■ **Objective**: Check each line of the listing, and copy it if it contains the word "century".

■ **Lines of data**:
* * * * * * *

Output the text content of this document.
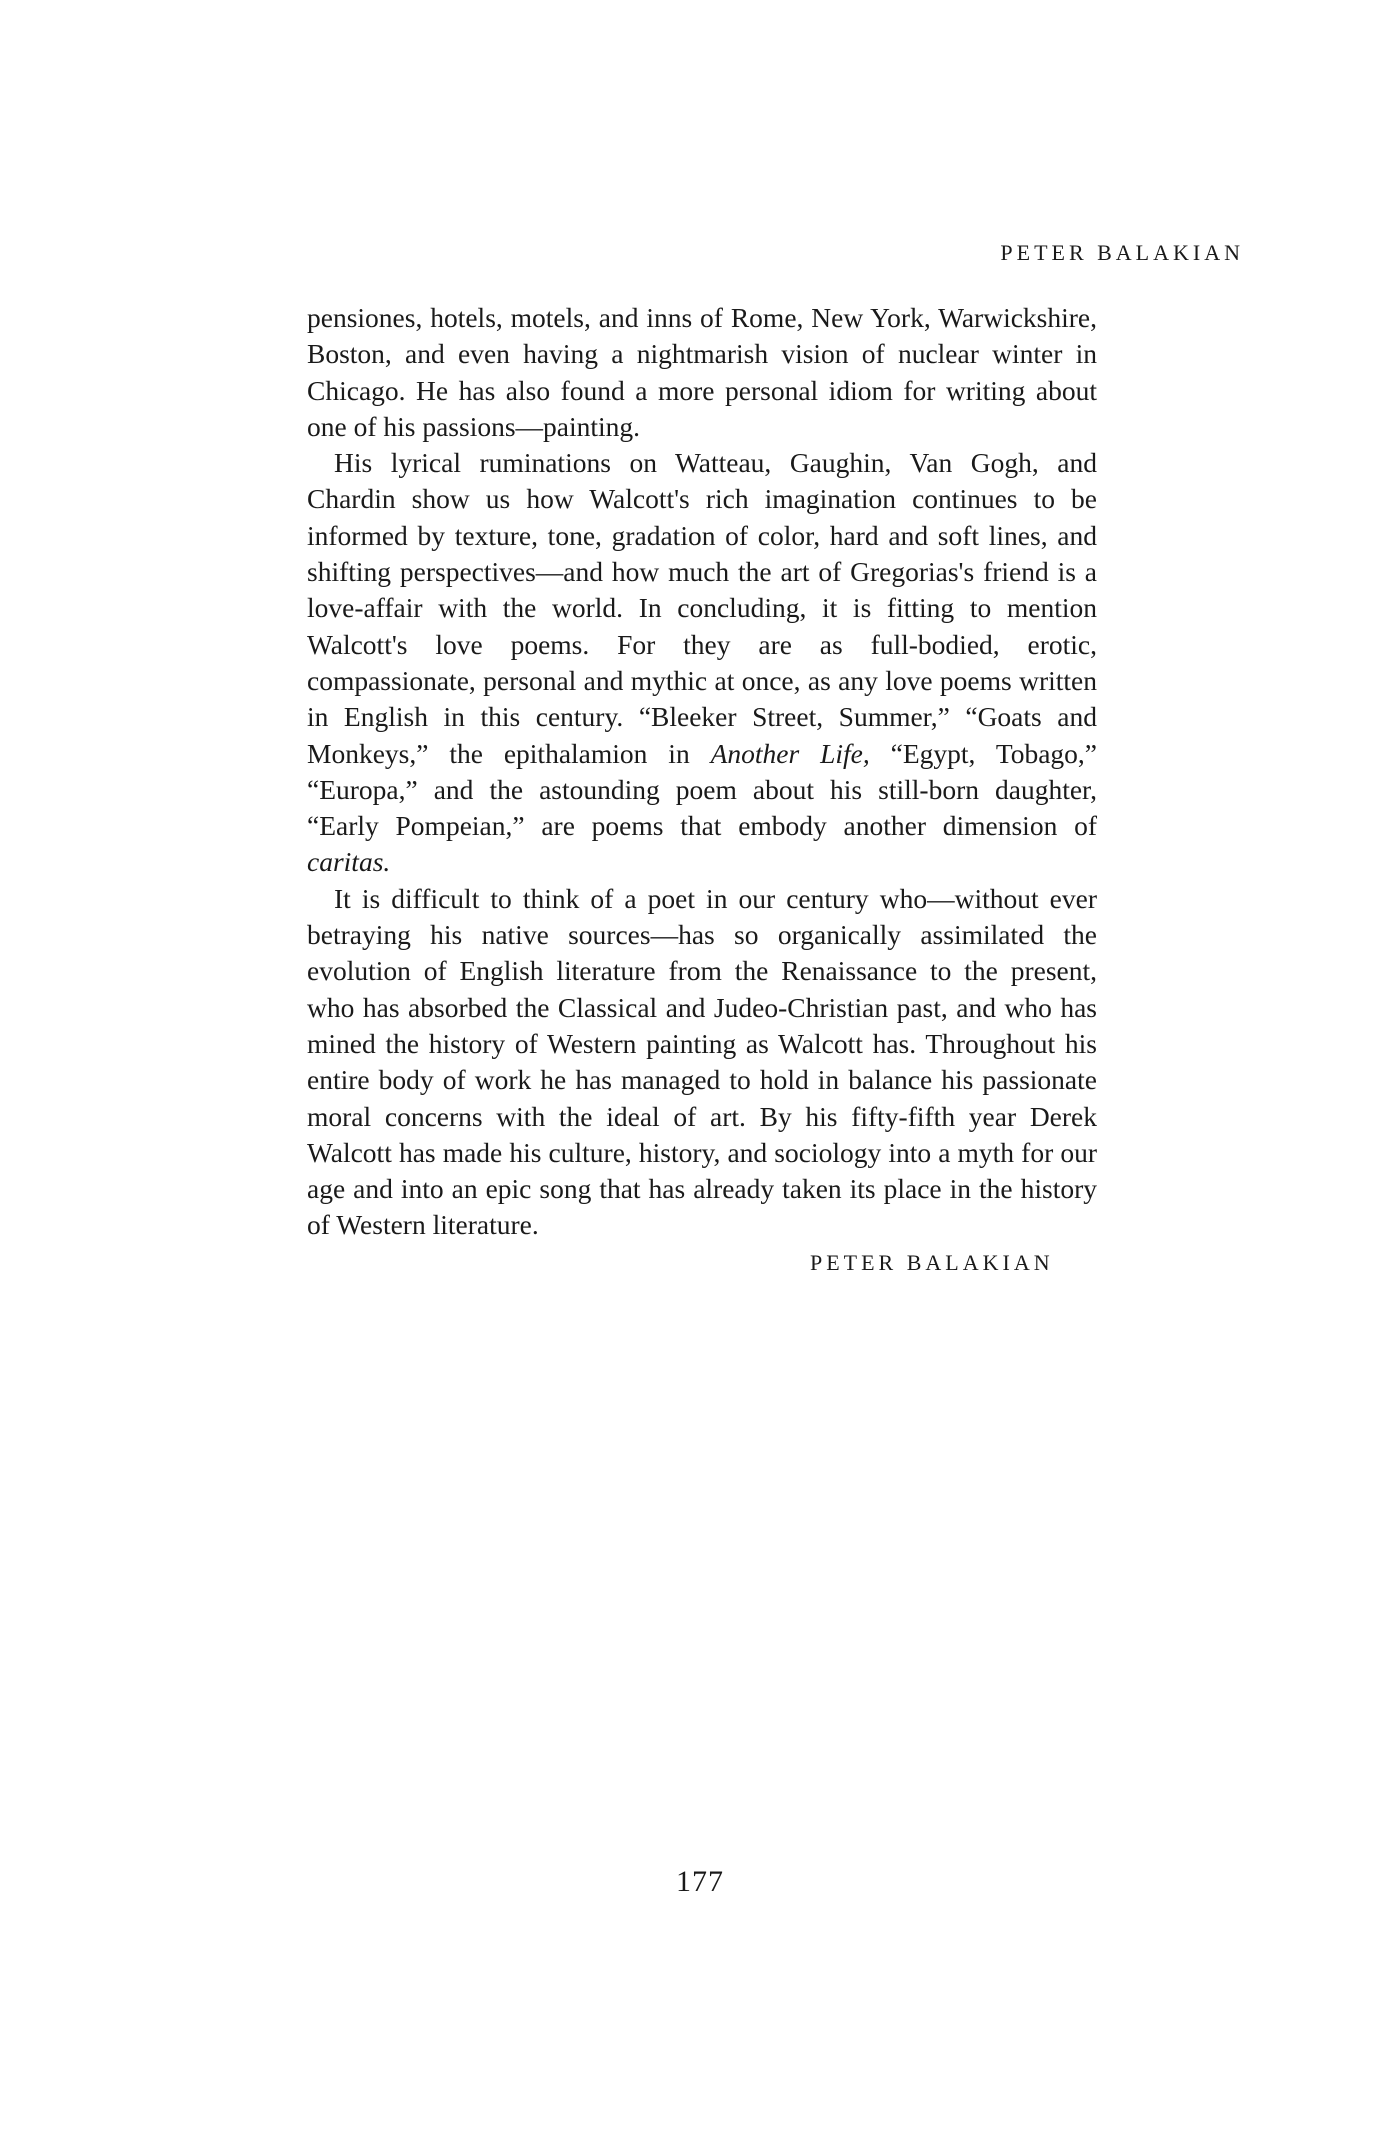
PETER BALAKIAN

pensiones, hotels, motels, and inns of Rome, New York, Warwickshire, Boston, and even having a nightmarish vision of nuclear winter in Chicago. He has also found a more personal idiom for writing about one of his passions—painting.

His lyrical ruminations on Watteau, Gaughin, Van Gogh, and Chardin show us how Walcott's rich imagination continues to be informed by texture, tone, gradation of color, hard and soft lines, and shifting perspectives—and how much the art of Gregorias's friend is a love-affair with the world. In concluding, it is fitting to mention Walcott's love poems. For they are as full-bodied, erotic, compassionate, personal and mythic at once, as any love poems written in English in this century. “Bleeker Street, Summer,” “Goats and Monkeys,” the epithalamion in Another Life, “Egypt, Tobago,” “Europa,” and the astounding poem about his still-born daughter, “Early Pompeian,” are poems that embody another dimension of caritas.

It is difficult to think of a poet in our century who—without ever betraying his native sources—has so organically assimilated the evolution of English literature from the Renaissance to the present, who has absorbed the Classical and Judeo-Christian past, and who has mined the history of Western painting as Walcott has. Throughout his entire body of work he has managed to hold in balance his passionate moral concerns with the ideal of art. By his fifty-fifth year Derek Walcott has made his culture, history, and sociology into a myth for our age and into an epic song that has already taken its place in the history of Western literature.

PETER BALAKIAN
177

* * * * * * *

■ **Expected answer**:
His lyrical ruminations on Watteau, Gaughin, Van Gogh, and Chardin show us how Walcott's rich imagination continues to be informed by texture, tone, gradation of color, hard and soft lines, and shifting perspectives—and how much the art of Gregorias's friend is a love-affair with the world. In concluding, it is fitting to mention Walcott's love poems. For they are as full-bodied, erotic, compassionate, personal and mythic at once, as any love poems written in English in this century. “Bleeker Street, Summer,” “Goats and Monkeys,” the epithalamion in Another Life, “Egypt, Tobago,” “Europa,” and the astounding poem about his still-born daughter, “Early Pompeian,” are poems that embody another dimension of caritas.
It is difficult to think of a poet in our century who—without ever betraying his native sources—has so organically assimilated the evolution of English literature from the Renaissance to the present, who has absorbed the Classical and Judeo-Christian past, and who has mined the history of Western painting as Walcott has. Throughout his entire body of work he has managed to hold in balance his passionate moral concerns with the ideal of art. By his fifty-fifth year Derek Walcott has made his culture, history, and sociology into a myth for our age and into an epic song that has already taken its place in the history of Western literature.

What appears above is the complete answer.